┌─ Data excerpts

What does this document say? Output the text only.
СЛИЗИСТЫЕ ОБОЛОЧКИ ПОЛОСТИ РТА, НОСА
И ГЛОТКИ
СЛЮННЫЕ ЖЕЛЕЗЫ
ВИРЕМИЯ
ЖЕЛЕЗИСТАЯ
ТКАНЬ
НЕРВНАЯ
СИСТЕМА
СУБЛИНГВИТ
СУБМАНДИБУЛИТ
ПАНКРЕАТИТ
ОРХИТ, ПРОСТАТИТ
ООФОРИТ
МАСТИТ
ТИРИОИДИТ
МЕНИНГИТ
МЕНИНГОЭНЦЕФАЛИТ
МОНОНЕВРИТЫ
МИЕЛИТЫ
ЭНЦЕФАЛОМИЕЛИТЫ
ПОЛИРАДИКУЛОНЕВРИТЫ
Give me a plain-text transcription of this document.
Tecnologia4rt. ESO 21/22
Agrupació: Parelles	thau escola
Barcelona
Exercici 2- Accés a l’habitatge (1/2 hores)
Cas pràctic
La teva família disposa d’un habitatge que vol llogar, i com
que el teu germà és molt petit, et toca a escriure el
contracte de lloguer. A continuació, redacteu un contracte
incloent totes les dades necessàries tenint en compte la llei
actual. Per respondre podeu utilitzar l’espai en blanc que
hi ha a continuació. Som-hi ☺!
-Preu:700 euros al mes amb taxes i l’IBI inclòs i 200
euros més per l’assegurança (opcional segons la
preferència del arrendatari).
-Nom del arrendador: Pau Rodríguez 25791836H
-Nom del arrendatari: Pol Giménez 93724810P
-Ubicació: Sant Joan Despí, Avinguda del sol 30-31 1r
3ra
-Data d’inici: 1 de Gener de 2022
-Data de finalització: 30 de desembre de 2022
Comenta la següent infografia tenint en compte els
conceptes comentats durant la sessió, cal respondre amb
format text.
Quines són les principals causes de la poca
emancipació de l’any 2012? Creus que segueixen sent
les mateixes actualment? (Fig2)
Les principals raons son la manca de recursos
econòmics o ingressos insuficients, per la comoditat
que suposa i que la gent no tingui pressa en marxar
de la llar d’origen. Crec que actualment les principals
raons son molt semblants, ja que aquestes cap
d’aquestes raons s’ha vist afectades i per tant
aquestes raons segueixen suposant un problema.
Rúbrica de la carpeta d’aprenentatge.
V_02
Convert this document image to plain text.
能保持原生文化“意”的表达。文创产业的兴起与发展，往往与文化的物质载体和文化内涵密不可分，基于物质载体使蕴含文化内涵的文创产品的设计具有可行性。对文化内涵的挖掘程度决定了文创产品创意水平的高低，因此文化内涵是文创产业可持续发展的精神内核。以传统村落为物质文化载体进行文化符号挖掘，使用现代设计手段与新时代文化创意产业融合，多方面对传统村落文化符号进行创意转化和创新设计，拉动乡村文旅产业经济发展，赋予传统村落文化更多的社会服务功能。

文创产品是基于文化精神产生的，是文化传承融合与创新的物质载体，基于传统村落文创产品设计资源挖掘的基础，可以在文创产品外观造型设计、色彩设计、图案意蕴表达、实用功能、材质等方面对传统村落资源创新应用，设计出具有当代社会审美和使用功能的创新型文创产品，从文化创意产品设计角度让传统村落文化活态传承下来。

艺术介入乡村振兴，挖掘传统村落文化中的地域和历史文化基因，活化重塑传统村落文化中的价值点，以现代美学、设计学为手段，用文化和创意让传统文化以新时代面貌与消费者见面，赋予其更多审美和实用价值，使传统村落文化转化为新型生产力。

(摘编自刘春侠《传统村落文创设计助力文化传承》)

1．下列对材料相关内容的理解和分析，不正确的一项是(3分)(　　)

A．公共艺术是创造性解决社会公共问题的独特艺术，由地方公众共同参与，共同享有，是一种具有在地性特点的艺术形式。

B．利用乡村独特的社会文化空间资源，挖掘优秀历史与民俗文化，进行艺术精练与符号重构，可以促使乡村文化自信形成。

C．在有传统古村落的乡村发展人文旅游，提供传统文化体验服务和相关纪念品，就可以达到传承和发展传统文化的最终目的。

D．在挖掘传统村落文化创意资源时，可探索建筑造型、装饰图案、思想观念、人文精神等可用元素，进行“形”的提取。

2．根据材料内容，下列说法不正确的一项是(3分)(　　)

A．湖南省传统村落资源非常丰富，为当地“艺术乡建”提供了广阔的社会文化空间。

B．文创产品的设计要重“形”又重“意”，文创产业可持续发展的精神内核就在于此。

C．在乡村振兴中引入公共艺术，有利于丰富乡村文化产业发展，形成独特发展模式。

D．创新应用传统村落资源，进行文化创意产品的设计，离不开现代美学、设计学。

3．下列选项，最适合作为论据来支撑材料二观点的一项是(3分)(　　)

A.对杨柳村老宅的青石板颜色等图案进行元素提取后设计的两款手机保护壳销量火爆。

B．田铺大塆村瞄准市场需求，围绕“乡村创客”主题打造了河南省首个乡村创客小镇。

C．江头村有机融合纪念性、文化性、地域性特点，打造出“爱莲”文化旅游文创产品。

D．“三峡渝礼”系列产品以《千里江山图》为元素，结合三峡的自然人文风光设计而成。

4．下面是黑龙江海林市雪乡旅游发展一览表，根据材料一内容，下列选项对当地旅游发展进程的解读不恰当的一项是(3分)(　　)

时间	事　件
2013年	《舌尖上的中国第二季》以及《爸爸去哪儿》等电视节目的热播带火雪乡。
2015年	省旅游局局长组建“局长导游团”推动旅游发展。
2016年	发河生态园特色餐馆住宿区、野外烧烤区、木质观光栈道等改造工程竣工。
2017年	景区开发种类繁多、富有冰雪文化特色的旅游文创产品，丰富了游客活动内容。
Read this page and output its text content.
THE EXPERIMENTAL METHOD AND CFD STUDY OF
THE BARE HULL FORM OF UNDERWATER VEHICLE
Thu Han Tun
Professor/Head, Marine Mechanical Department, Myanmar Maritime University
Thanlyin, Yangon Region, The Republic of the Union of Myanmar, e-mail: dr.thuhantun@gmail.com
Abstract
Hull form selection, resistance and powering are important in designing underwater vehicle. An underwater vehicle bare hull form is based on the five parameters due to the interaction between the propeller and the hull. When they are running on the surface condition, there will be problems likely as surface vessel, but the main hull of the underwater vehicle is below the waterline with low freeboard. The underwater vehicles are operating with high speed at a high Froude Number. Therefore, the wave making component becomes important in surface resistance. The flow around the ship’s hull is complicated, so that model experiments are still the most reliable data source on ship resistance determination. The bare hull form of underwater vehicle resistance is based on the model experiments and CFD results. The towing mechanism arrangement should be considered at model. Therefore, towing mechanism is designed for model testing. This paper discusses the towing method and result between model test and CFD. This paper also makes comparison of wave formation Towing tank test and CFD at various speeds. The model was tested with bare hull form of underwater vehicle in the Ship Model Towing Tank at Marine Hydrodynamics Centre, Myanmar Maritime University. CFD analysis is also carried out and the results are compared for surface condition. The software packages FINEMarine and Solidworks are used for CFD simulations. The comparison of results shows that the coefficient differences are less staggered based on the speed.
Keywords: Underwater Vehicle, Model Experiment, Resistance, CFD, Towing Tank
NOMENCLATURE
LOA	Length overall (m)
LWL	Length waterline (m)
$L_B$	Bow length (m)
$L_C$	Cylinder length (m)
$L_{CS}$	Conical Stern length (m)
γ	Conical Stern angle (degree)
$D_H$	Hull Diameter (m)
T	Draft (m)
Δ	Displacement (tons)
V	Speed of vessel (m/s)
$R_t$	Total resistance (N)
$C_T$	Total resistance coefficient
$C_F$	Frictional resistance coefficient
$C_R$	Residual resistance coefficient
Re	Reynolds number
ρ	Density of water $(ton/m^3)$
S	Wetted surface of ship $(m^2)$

└─

Your objective:
Repeat the records exactly, including every line.

Answer below:
What does this document say? Output the text only.
СЛИЗИСТЫЕ ОБОЛОЧКИ ПОЛОСТИ РТА, НОСА
И ГЛОТКИ
СЛЮННЫЕ ЖЕЛЕЗЫ
ВИРЕМИЯ
ЖЕЛЕЗИСТАЯ
ТКАНЬ
НЕРВНАЯ
СИСТЕМА
СУБЛИНГВИТ
СУБМАНДИБУЛИТ
ПАНКРЕАТИТ
ОРХИТ, ПРОСТАТИТ
ООФОРИТ
МАСТИТ
ТИРИОИДИТ
МЕНИНГИТ
МЕНИНГОЭНЦЕФАЛИТ
МОНОНЕВРИТЫ
МИЕЛИТЫ
ЭНЦЕФАЛОМИЕЛИТЫ
ПОЛИРАДИКУЛОНЕВРИТЫ
Give me a plain-text transcription of this document.
Tecnologia4rt. ESO 21/22
Agrupació: Parelles	thau escola
Barcelona
Exercici 2- Accés a l’habitatge (1/2 hores)
Cas pràctic
La teva família disposa d’un habitatge que vol llogar, i com
que el teu germà és molt petit, et toca a escriure el
contracte de lloguer. A continuació, redacteu un contracte
incloent totes les dades necessàries tenint en compte la llei
actual. Per respondre podeu utilitzar l’espai en blanc que
hi ha a continuació. Som-hi ☺!
-Preu:700 euros al mes amb taxes i l’IBI inclòs i 200
euros més per l’assegurança (opcional segons la
preferència del arrendatari).
-Nom del arrendador: Pau Rodríguez 25791836H
-Nom del arrendatari: Pol Giménez 93724810P
-Ubicació: Sant Joan Despí, Avinguda del sol 30-31 1r
3ra
-Data d’inici: 1 de Gener de 2022
-Data de finalització: 30 de desembre de 2022
Comenta la següent infografia tenint en compte els
conceptes comentats durant la sessió, cal respondre amb
format text.
Quines són les principals causes de la poca
emancipació de l’any 2012? Creus que segueixen sent
les mateixes actualment? (Fig2)
Les principals raons son la manca de recursos
econòmics o ingressos insuficients, per la comoditat
que suposa i que la gent no tingui pressa en marxar
de la llar d’origen. Crec que actualment les principals
raons son molt semblants, ja que aquestes cap
d’aquestes raons s’ha vist afectades i per tant
aquestes raons segueixen suposant un problema.
Rúbrica de la carpeta d’aprenentatge.
V_02
Convert this document image to plain text.
能保持原生文化“意”的表达。文创产业的兴起与发展，往往与文化的物质载体和文化内涵密不可分，基于物质载体使蕴含文化内涵的文创产品的设计具有可行性。对文化内涵的挖掘程度决定了文创产品创意水平的高低，因此文化内涵是文创产业可持续发展的精神内核。以传统村落为物质文化载体进行文化符号挖掘，使用现代设计手段与新时代文化创意产业融合，多方面对传统村落文化符号进行创意转化和创新设计，拉动乡村文旅产业经济发展，赋予传统村落文化更多的社会服务功能。

文创产品是基于文化精神产生的，是文化传承融合与创新的物质载体，基于传统村落文创产品设计资源挖掘的基础，可以在文创产品外观造型设计、色彩设计、图案意蕴表达、实用功能、材质等方面对传统村落资源创新应用，设计出具有当代社会审美和使用功能的创新型文创产品，从文化创意产品设计角度让传统村落文化活态传承下来。

艺术介入乡村振兴，挖掘传统村落文化中的地域和历史文化基因，活化重塑传统村落文化中的价值点，以现代美学、设计学为手段，用文化和创意让传统文化以新时代面貌与消费者见面，赋予其更多审美和实用价值，使传统村落文化转化为新型生产力。

(摘编自刘春侠《传统村落文创设计助力文化传承》)

1．下列对材料相关内容的理解和分析，不正确的一项是(3分)(　　)

A．公共艺术是创造性解决社会公共问题的独特艺术，由地方公众共同参与，共同享有，是一种具有在地性特点的艺术形式。

B．利用乡村独特的社会文化空间资源，挖掘优秀历史与民俗文化，进行艺术精练与符号重构，可以促使乡村文化自信形成。

C．在有传统古村落的乡村发展人文旅游，提供传统文化体验服务和相关纪念品，就可以达到传承和发展传统文化的最终目的。

D．在挖掘传统村落文化创意资源时，可探索建筑造型、装饰图案、思想观念、人文精神等可用元素，进行“形”的提取。

2．根据材料内容，下列说法不正确的一项是(3分)(　　)

A．湖南省传统村落资源非常丰富，为当地“艺术乡建”提供了广阔的社会文化空间。

B．文创产品的设计要重“形”又重“意”，文创产业可持续发展的精神内核就在于此。

C．在乡村振兴中引入公共艺术，有利于丰富乡村文化产业发展，形成独特发展模式。

D．创新应用传统村落资源，进行文化创意产品的设计，离不开现代美学、设计学。

3．下列选项，最适合作为论据来支撑材料二观点的一项是(3分)(　　)

A.对杨柳村老宅的青石板颜色等图案进行元素提取后设计的两款手机保护壳销量火爆。

B．田铺大塆村瞄准市场需求，围绕“乡村创客”主题打造了河南省首个乡村创客小镇。

C．江头村有机融合纪念性、文化性、地域性特点，打造出“爱莲”文化旅游文创产品。

D．“三峡渝礼”系列产品以《千里江山图》为元素，结合三峡的自然人文风光设计而成。

4．下面是黑龙江海林市雪乡旅游发展一览表，根据材料一内容，下列选项对当地旅游发展进程的解读不恰当的一项是(3分)(　　)

时间	事　件
2013年	《舌尖上的中国第二季》以及《爸爸去哪儿》等电视节目的热播带火雪乡。
2015年	省旅游局局长组建“局长导游团”推动旅游发展。
2016年	发河生态园特色餐馆住宿区、野外烧烤区、木质观光栈道等改造工程竣工。
2017年	景区开发种类繁多、富有冰雪文化特色的旅游文创产品，丰富了游客活动内容。
Read this page and output its text content.
THE EXPERIMENTAL METHOD AND CFD STUDY OF
THE BARE HULL FORM OF UNDERWATER VEHICLE
Thu Han Tun
Professor/Head, Marine Mechanical Department, Myanmar Maritime University
Thanlyin, Yangon Region, The Republic of the Union of Myanmar, e-mail: dr.thuhantun@gmail.com
Abstract
Hull form selection, resistance and powering are important in designing underwater vehicle. An underwater vehicle bare hull form is based on the five parameters due to the interaction between the propeller and the hull. When they are running on the surface condition, there will be problems likely as surface vessel, but the main hull of the underwater vehicle is below the waterline with low freeboard. The underwater vehicles are operating with high speed at a high Froude Number. Therefore, the wave making component becomes important in surface resistance. The flow around the ship’s hull is complicated, so that model experiments are still the most reliable data source on ship resistance determination. The bare hull form of underwater vehicle resistance is based on the model experiments and CFD results. The towing mechanism arrangement should be considered at model. Therefore, towing mechanism is designed for model testing. This paper discusses the towing method and result between model test and CFD. This paper also makes comparison of wave formation Towing tank test and CFD at various speeds. The model was tested with bare hull form of underwater vehicle in the Ship Model Towing Tank at Marine Hydrodynamics Centre, Myanmar Maritime University. CFD analysis is also carried out and the results are compared for surface condition. The software packages FINEMarine and Solidworks are used for CFD simulations. The comparison of results shows that the coefficient differences are less staggered based on the speed.
Keywords: Underwater Vehicle, Model Experiment, Resistance, CFD, Towing Tank
NOMENCLATURE
LOA	Length overall (m)
LWL	Length waterline (m)
$L_B$	Bow length (m)
$L_C$	Cylinder length (m)
$L_{CS}$	Conical Stern length (m)
γ	Conical Stern angle (degree)
$D_H$	Hull Diameter (m)
T	Draft (m)
Δ	Displacement (tons)
V	Speed of vessel (m/s)
$R_t$	Total resistance (N)
$C_T$	Total resistance coefficient
$C_F$	Frictional resistance coefficient
$C_R$	Residual resistance coefficient
Re	Reynolds number
ρ	Density of water $(ton/m^3)$
S	Wetted surface of ship $(m^2)$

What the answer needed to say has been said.